■ CHALLENGE: Write out the items word for word, from the line containing "x-axis: 01 03" through the line containing "status-header: 运行状态 — [780, 241, 860, 250]".

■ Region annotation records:
○ ○ ○ ○

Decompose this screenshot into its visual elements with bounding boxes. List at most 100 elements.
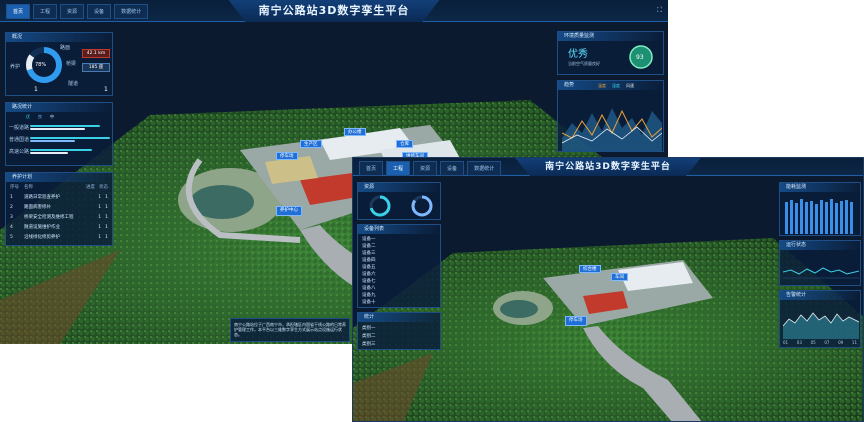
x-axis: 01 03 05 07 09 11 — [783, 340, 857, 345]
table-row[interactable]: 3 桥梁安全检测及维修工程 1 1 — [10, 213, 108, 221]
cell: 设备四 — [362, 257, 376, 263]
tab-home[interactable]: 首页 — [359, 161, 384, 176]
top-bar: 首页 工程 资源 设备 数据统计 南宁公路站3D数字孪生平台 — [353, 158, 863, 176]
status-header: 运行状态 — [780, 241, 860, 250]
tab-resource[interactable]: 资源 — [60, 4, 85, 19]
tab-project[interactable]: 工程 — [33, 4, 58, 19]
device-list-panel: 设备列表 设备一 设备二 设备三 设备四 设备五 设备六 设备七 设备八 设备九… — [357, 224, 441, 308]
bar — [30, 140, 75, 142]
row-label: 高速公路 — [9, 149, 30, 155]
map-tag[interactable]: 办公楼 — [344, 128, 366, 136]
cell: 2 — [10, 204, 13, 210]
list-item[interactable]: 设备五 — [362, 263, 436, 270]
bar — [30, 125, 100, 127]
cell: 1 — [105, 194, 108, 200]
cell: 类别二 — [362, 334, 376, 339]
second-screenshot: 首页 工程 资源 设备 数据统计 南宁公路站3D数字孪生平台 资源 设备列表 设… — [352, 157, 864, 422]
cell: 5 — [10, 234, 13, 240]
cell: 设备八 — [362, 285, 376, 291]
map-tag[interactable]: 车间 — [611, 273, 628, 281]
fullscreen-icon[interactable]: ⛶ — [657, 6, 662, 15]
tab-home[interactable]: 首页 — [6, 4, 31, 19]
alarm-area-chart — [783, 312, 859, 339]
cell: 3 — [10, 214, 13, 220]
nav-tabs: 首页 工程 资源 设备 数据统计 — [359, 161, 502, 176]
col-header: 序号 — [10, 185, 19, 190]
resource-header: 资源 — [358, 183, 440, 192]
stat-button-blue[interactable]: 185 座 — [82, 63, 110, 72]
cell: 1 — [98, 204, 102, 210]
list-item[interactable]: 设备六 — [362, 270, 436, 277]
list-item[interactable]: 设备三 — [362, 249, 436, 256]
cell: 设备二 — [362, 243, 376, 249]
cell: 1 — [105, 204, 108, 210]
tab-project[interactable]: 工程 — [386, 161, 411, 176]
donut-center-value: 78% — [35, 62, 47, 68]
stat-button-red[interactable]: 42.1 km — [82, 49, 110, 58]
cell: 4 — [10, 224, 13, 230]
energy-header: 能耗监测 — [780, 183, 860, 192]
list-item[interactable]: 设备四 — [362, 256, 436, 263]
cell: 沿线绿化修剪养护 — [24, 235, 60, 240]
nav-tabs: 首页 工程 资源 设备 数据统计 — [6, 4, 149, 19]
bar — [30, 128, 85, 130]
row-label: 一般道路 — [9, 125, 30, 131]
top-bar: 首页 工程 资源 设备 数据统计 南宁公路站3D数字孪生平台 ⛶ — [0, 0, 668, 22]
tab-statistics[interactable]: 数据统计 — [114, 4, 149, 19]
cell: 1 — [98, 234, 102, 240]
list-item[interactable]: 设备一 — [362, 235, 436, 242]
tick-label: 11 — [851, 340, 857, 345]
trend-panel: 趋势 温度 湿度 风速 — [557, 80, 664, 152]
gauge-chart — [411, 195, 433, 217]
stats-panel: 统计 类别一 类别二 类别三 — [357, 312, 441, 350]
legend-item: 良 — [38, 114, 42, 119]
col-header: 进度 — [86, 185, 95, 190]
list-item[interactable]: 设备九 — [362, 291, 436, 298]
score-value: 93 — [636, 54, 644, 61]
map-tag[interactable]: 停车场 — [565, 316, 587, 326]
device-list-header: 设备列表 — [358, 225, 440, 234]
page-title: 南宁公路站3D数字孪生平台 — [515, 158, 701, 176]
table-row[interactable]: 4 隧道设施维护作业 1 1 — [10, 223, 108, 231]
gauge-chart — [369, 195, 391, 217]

○ ○ ○ ○

■ THE RESULT:
x-axis: 01 03 05 07 09 11 — [783, 340, 857, 345]
table-row[interactable]: 3 桥梁安全检测及维修工程 1 1 — [10, 213, 108, 221]
cell: 设备四 — [362, 257, 376, 263]
tab-home[interactable]: 首页 — [359, 161, 384, 176]
top-bar: 首页 工程 资源 设备 数据统计 南宁公路站3D数字孪生平台 — [353, 158, 863, 176]
status-header: 运行状态 — [780, 241, 860, 250]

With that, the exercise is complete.